## Start Records shown

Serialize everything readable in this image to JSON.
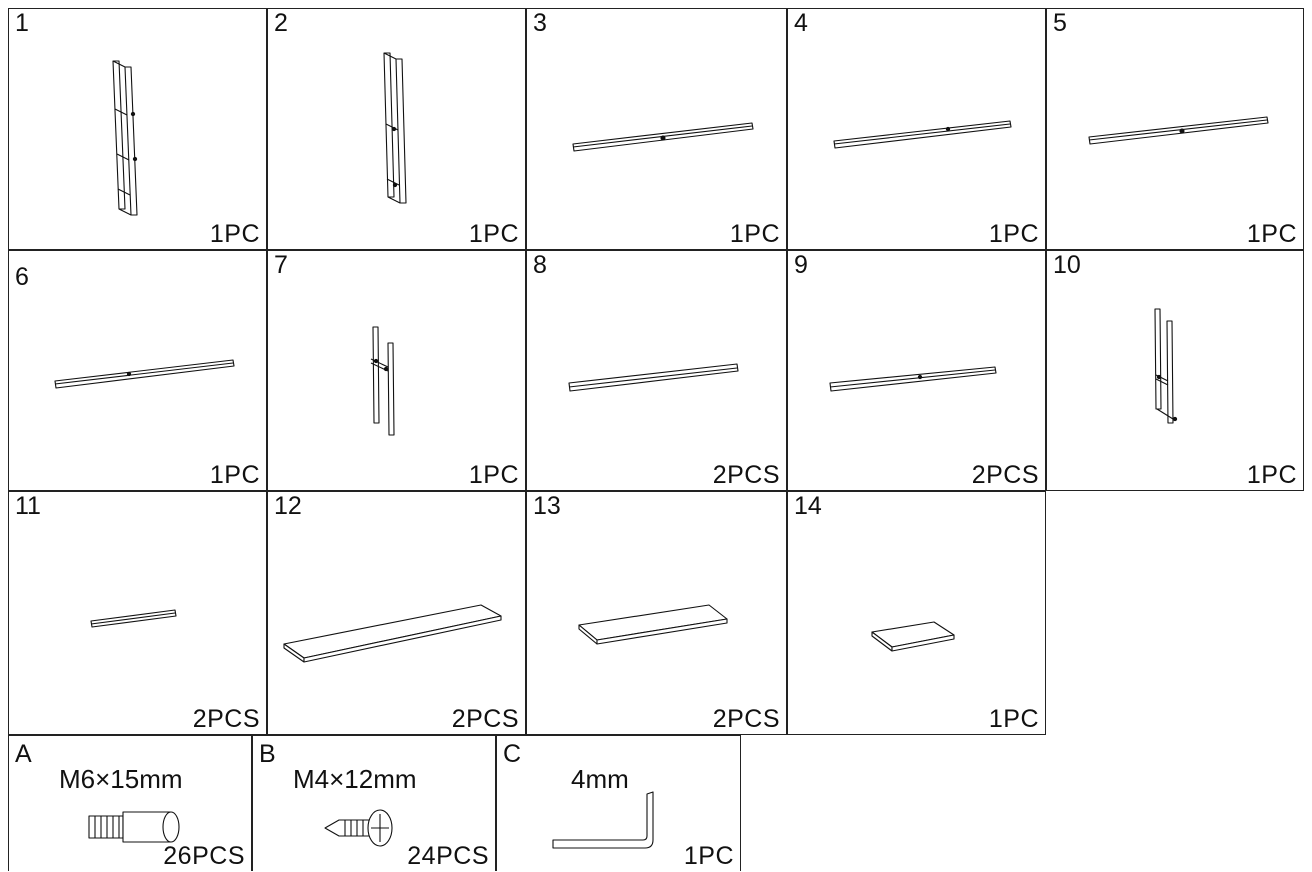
{
  "parts": [
    {
      "number": "1",
      "quantity": "1PC",
      "icon": "frame-panel-icon"
    },
    {
      "number": "2",
      "quantity": "1PC",
      "icon": "frame-panel-icon"
    },
    {
      "number": "3",
      "quantity": "1PC",
      "icon": "long-rail-icon"
    },
    {
      "number": "4",
      "quantity": "1PC",
      "icon": "long-rail-icon"
    },
    {
      "number": "5",
      "quantity": "1PC",
      "icon": "long-rail-icon"
    },
    {
      "number": "6",
      "quantity": "1PC",
      "icon": "long-rail-icon"
    },
    {
      "number": "7",
      "quantity": "1PC",
      "icon": "upright-bars-icon"
    },
    {
      "number": "8",
      "quantity": "2PCS",
      "icon": "long-rail-icon"
    },
    {
      "number": "9",
      "quantity": "2PCS",
      "icon": "long-rail-icon"
    },
    {
      "number": "10",
      "quantity": "1PC",
      "icon": "upright-frame-icon"
    },
    {
      "number": "11",
      "quantity": "2PCS",
      "icon": "short-rail-icon"
    },
    {
      "number": "12",
      "quantity": "2PCS",
      "icon": "long-shelf-board-icon"
    },
    {
      "number": "13",
      "quantity": "2PCS",
      "icon": "medium-shelf-board-icon"
    },
    {
      "number": "14",
      "quantity": "1PC",
      "icon": "small-shelf-board-icon"
    }
  ],
  "hardware": [
    {
      "letter": "A",
      "spec": "M6×15mm",
      "quantity": "26PCS",
      "icon": "bolt-icon"
    },
    {
      "letter": "B",
      "spec": "M4×12mm",
      "quantity": "24PCS",
      "icon": "screw-icon"
    },
    {
      "letter": "C",
      "spec": "4mm",
      "quantity": "1PC",
      "icon": "allen-key-icon"
    }
  ]
}
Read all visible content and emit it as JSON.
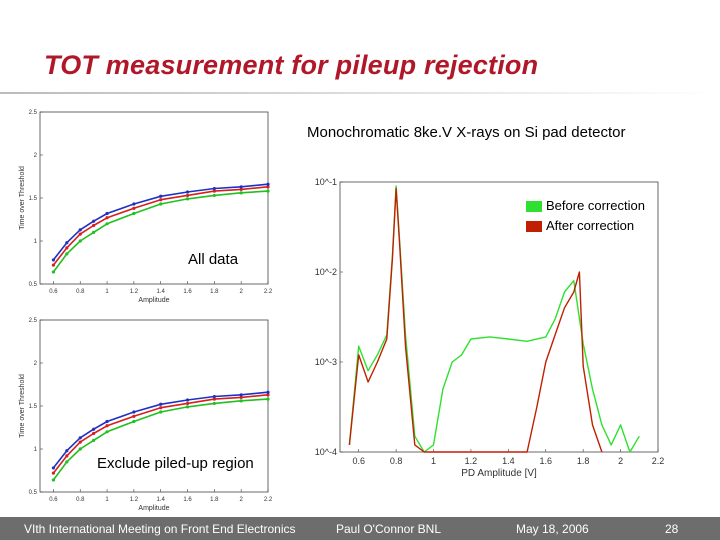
{
  "slide": {
    "title": "TOT measurement for pileup rejection",
    "subtitle": "Monochromatic 8ke.V X-rays on Si pad detector",
    "label_all": "All data",
    "label_excl": "Exclude piled-up region",
    "footer": {
      "meeting": "VIth International Meeting on Front End Electronics",
      "author": "Paul O'Connor BNL",
      "date": "May 18, 2006",
      "page": "28"
    }
  },
  "chart_data": [
    {
      "id": "tot-all",
      "type": "scatter",
      "xlabel": "Amplitude",
      "ylabel": "Time over Threshold",
      "xlim": [
        0.5,
        2.2
      ],
      "ylim": [
        0.5,
        2.5
      ],
      "xticks": [
        "0.6",
        "0.8",
        "1",
        "1.2",
        "1.4",
        "1.6",
        "1.8",
        "2",
        "2.2"
      ],
      "yticks": [
        "0.5",
        "1",
        "1.5",
        "2",
        "2.5"
      ],
      "series": [
        {
          "color": "#d42020",
          "x": [
            0.6,
            0.7,
            0.8,
            0.9,
            1.0,
            1.2,
            1.4,
            1.6,
            1.8,
            2.0,
            2.2
          ],
          "y": [
            0.72,
            0.92,
            1.08,
            1.18,
            1.27,
            1.38,
            1.48,
            1.53,
            1.58,
            1.6,
            1.63
          ]
        },
        {
          "color": "#20c020",
          "x": [
            0.6,
            0.7,
            0.8,
            0.9,
            1.0,
            1.2,
            1.4,
            1.6,
            1.8,
            2.0,
            2.2
          ],
          "y": [
            0.64,
            0.85,
            1.0,
            1.1,
            1.2,
            1.32,
            1.43,
            1.49,
            1.53,
            1.56,
            1.58
          ]
        },
        {
          "color": "#2030c0",
          "x": [
            0.6,
            0.7,
            0.8,
            0.9,
            1.0,
            1.2,
            1.4,
            1.6,
            1.8,
            2.0,
            2.2
          ],
          "y": [
            0.78,
            0.98,
            1.13,
            1.23,
            1.32,
            1.43,
            1.52,
            1.57,
            1.61,
            1.63,
            1.66
          ]
        }
      ]
    },
    {
      "id": "tot-excl",
      "type": "scatter",
      "xlabel": "Amplitude",
      "ylabel": "Time over Threshold",
      "xlim": [
        0.5,
        2.2
      ],
      "ylim": [
        0.5,
        2.5
      ],
      "xticks": [
        "0.6",
        "0.8",
        "1",
        "1.2",
        "1.4",
        "1.6",
        "1.8",
        "2",
        "2.2"
      ],
      "yticks": [
        "0.5",
        "1",
        "1.5",
        "2",
        "2.5"
      ],
      "series": [
        {
          "color": "#d42020",
          "x": [
            0.6,
            0.7,
            0.8,
            0.9,
            1.0,
            1.2,
            1.4,
            1.6,
            1.8,
            2.0,
            2.2
          ],
          "y": [
            0.72,
            0.92,
            1.08,
            1.18,
            1.27,
            1.38,
            1.48,
            1.53,
            1.58,
            1.6,
            1.63
          ]
        },
        {
          "color": "#20c020",
          "x": [
            0.6,
            0.7,
            0.8,
            0.9,
            1.0,
            1.2,
            1.4,
            1.6,
            1.8,
            2.0,
            2.2
          ],
          "y": [
            0.64,
            0.85,
            1.0,
            1.1,
            1.2,
            1.32,
            1.43,
            1.49,
            1.53,
            1.56,
            1.58
          ]
        },
        {
          "color": "#2030c0",
          "x": [
            0.6,
            0.7,
            0.8,
            0.9,
            1.0,
            1.2,
            1.4,
            1.6,
            1.8,
            2.0,
            2.2
          ],
          "y": [
            0.78,
            0.98,
            1.13,
            1.23,
            1.32,
            1.43,
            1.52,
            1.57,
            1.61,
            1.63,
            1.66
          ]
        }
      ]
    },
    {
      "id": "spectrum",
      "type": "line",
      "xlabel": "PD Amplitude [V]",
      "ylabel": "",
      "yscale": "log",
      "xlim": [
        0.5,
        2.2
      ],
      "ylim": [
        0.0001,
        0.1
      ],
      "xticks": [
        "0.6",
        "0.8",
        "1",
        "1.2",
        "1.4",
        "1.6",
        "1.8",
        "2",
        "2.2"
      ],
      "yticks": [
        "10^-1",
        "10^-2",
        "10^-3",
        "10^-4"
      ],
      "series": [
        {
          "name": "Before correction",
          "color": "#30e030",
          "x": [
            0.55,
            0.6,
            0.65,
            0.7,
            0.75,
            0.78,
            0.8,
            0.82,
            0.85,
            0.9,
            0.95,
            1.0,
            1.05,
            1.1,
            1.15,
            1.2,
            1.3,
            1.4,
            1.5,
            1.6,
            1.65,
            1.7,
            1.75,
            1.8,
            1.85,
            1.9,
            1.95,
            2.0,
            2.05,
            2.1
          ],
          "y": [
            0.00012,
            0.0015,
            0.0008,
            0.0012,
            0.002,
            0.015,
            0.09,
            0.02,
            0.002,
            0.00015,
            0.0001,
            0.00012,
            0.0005,
            0.001,
            0.0012,
            0.0018,
            0.0019,
            0.0018,
            0.0017,
            0.0019,
            0.003,
            0.006,
            0.008,
            0.0016,
            0.0005,
            0.0002,
            0.00012,
            0.0002,
            0.0001,
            0.00015
          ]
        },
        {
          "name": "After correction",
          "color": "#c02000",
          "x": [
            0.55,
            0.6,
            0.65,
            0.7,
            0.75,
            0.78,
            0.8,
            0.82,
            0.85,
            0.9,
            0.95,
            1.0,
            1.05,
            1.1,
            1.3,
            1.5,
            1.55,
            1.6,
            1.65,
            1.7,
            1.75,
            1.78,
            1.8,
            1.85,
            1.9
          ],
          "y": [
            0.00012,
            0.0012,
            0.0006,
            0.001,
            0.0018,
            0.014,
            0.085,
            0.018,
            0.0015,
            0.00012,
            0.0001,
            0.0001,
            0.0001,
            0.0001,
            0.0001,
            0.0001,
            0.0003,
            0.001,
            0.002,
            0.004,
            0.006,
            0.01,
            0.0009,
            0.0002,
            0.0001
          ]
        }
      ]
    }
  ]
}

## End Records shown

Transcribe the listing above verbatim. Omit the pictures.

▸ **Reply to the exercise**
Serialize everything readable in this image to JSON.
{
  "parts": [
    {
      "number": "1",
      "quantity": "1PC",
      "icon": "frame-panel-icon"
    },
    {
      "number": "2",
      "quantity": "1PC",
      "icon": "frame-panel-icon"
    },
    {
      "number": "3",
      "quantity": "1PC",
      "icon": "long-rail-icon"
    },
    {
      "number": "4",
      "quantity": "1PC",
      "icon": "long-rail-icon"
    },
    {
      "number": "5",
      "quantity": "1PC",
      "icon": "long-rail-icon"
    },
    {
      "number": "6",
      "quantity": "1PC",
      "icon": "long-rail-icon"
    },
    {
      "number": "7",
      "quantity": "1PC",
      "icon": "upright-bars-icon"
    },
    {
      "number": "8",
      "quantity": "2PCS",
      "icon": "long-rail-icon"
    },
    {
      "number": "9",
      "quantity": "2PCS",
      "icon": "long-rail-icon"
    },
    {
      "number": "10",
      "quantity": "1PC",
      "icon": "upright-frame-icon"
    },
    {
      "number": "11",
      "quantity": "2PCS",
      "icon": "short-rail-icon"
    },
    {
      "number": "12",
      "quantity": "2PCS",
      "icon": "long-shelf-board-icon"
    },
    {
      "number": "13",
      "quantity": "2PCS",
      "icon": "medium-shelf-board-icon"
    },
    {
      "number": "14",
      "quantity": "1PC",
      "icon": "small-shelf-board-icon"
    }
  ],
  "hardware": [
    {
      "letter": "A",
      "spec": "M6×15mm",
      "quantity": "26PCS",
      "icon": "bolt-icon"
    },
    {
      "letter": "B",
      "spec": "M4×12mm",
      "quantity": "24PCS",
      "icon": "screw-icon"
    },
    {
      "letter": "C",
      "spec": "4mm",
      "quantity": "1PC",
      "icon": "allen-key-icon"
    }
  ]
}
Read all visible content and emit it as JSON.
{
  "slide": {
    "title": "TOT measurement for pileup rejection",
    "subtitle": "Monochromatic 8ke.V X-rays on Si pad detector",
    "label_all": "All data",
    "label_excl": "Exclude piled-up region",
    "footer": {
      "meeting": "VIth International Meeting on Front End Electronics",
      "author": "Paul O'Connor BNL",
      "date": "May 18, 2006",
      "page": "28"
    }
  },
  "chart_data": [
    {
      "id": "tot-all",
      "type": "scatter",
      "xlabel": "Amplitude",
      "ylabel": "Time over Threshold",
      "xlim": [
        0.5,
        2.2
      ],
      "ylim": [
        0.5,
        2.5
      ],
      "xticks": [
        "0.6",
        "0.8",
        "1",
        "1.2",
        "1.4",
        "1.6",
        "1.8",
        "2",
        "2.2"
      ],
      "yticks": [
        "0.5",
        "1",
        "1.5",
        "2",
        "2.5"
      ],
      "series": [
        {
          "color": "#d42020",
          "x": [
            0.6,
            0.7,
            0.8,
            0.9,
            1.0,
            1.2,
            1.4,
            1.6,
            1.8,
            2.0,
            2.2
          ],
          "y": [
            0.72,
            0.92,
            1.08,
            1.18,
            1.27,
            1.38,
            1.48,
            1.53,
            1.58,
            1.6,
            1.63
          ]
        },
        {
          "color": "#20c020",
          "x": [
            0.6,
            0.7,
            0.8,
            0.9,
            1.0,
            1.2,
            1.4,
            1.6,
            1.8,
            2.0,
            2.2
          ],
          "y": [
            0.64,
            0.85,
            1.0,
            1.1,
            1.2,
            1.32,
            1.43,
            1.49,
            1.53,
            1.56,
            1.58
          ]
        },
        {
          "color": "#2030c0",
          "x": [
            0.6,
            0.7,
            0.8,
            0.9,
            1.0,
            1.2,
            1.4,
            1.6,
            1.8,
            2.0,
            2.2
          ],
          "y": [
            0.78,
            0.98,
            1.13,
            1.23,
            1.32,
            1.43,
            1.52,
            1.57,
            1.61,
            1.63,
            1.66
          ]
        }
      ]
    },
    {
      "id": "tot-excl",
      "type": "scatter",
      "xlabel": "Amplitude",
      "ylabel": "Time over Threshold",
      "xlim": [
        0.5,
        2.2
      ],
      "ylim": [
        0.5,
        2.5
      ],
      "xticks": [
        "0.6",
        "0.8",
        "1",
        "1.2",
        "1.4",
        "1.6",
        "1.8",
        "2",
        "2.2"
      ],
      "yticks": [
        "0.5",
        "1",
        "1.5",
        "2",
        "2.5"
      ],
      "series": [
        {
          "color": "#d42020",
          "x": [
            0.6,
            0.7,
            0.8,
            0.9,
            1.0,
            1.2,
            1.4,
            1.6,
            1.8,
            2.0,
            2.2
          ],
          "y": [
            0.72,
            0.92,
            1.08,
            1.18,
            1.27,
            1.38,
            1.48,
            1.53,
            1.58,
            1.6,
            1.63
          ]
        },
        {
          "color": "#20c020",
          "x": [
            0.6,
            0.7,
            0.8,
            0.9,
            1.0,
            1.2,
            1.4,
            1.6,
            1.8,
            2.0,
            2.2
          ],
          "y": [
            0.64,
            0.85,
            1.0,
            1.1,
            1.2,
            1.32,
            1.43,
            1.49,
            1.53,
            1.56,
            1.58
          ]
        },
        {
          "color": "#2030c0",
          "x": [
            0.6,
            0.7,
            0.8,
            0.9,
            1.0,
            1.2,
            1.4,
            1.6,
            1.8,
            2.0,
            2.2
          ],
          "y": [
            0.78,
            0.98,
            1.13,
            1.23,
            1.32,
            1.43,
            1.52,
            1.57,
            1.61,
            1.63,
            1.66
          ]
        }
      ]
    },
    {
      "id": "spectrum",
      "type": "line",
      "xlabel": "PD Amplitude [V]",
      "ylabel": "",
      "yscale": "log",
      "xlim": [
        0.5,
        2.2
      ],
      "ylim": [
        0.0001,
        0.1
      ],
      "xticks": [
        "0.6",
        "0.8",
        "1",
        "1.2",
        "1.4",
        "1.6",
        "1.8",
        "2",
        "2.2"
      ],
      "yticks": [
        "10^-1",
        "10^-2",
        "10^-3",
        "10^-4"
      ],
      "series": [
        {
          "name": "Before correction",
          "color": "#30e030",
          "x": [
            0.55,
            0.6,
            0.65,
            0.7,
            0.75,
            0.78,
            0.8,
            0.82,
            0.85,
            0.9,
            0.95,
            1.0,
            1.05,
            1.1,
            1.15,
            1.2,
            1.3,
            1.4,
            1.5,
            1.6,
            1.65,
            1.7,
            1.75,
            1.8,
            1.85,
            1.9,
            1.95,
            2.0,
            2.05,
            2.1
          ],
          "y": [
            0.00012,
            0.0015,
            0.0008,
            0.0012,
            0.002,
            0.015,
            0.09,
            0.02,
            0.002,
            0.00015,
            0.0001,
            0.00012,
            0.0005,
            0.001,
            0.0012,
            0.0018,
            0.0019,
            0.0018,
            0.0017,
            0.0019,
            0.003,
            0.006,
            0.008,
            0.0016,
            0.0005,
            0.0002,
            0.00012,
            0.0002,
            0.0001,
            0.00015
          ]
        },
        {
          "name": "After correction",
          "color": "#c02000",
          "x": [
            0.55,
            0.6,
            0.65,
            0.7,
            0.75,
            0.78,
            0.8,
            0.82,
            0.85,
            0.9,
            0.95,
            1.0,
            1.05,
            1.1,
            1.3,
            1.5,
            1.55,
            1.6,
            1.65,
            1.7,
            1.75,
            1.78,
            1.8,
            1.85,
            1.9
          ],
          "y": [
            0.00012,
            0.0012,
            0.0006,
            0.001,
            0.0018,
            0.014,
            0.085,
            0.018,
            0.0015,
            0.00012,
            0.0001,
            0.0001,
            0.0001,
            0.0001,
            0.0001,
            0.0001,
            0.0003,
            0.001,
            0.002,
            0.004,
            0.006,
            0.01,
            0.0009,
            0.0002,
            0.0001
          ]
        }
      ]
    }
  ]
}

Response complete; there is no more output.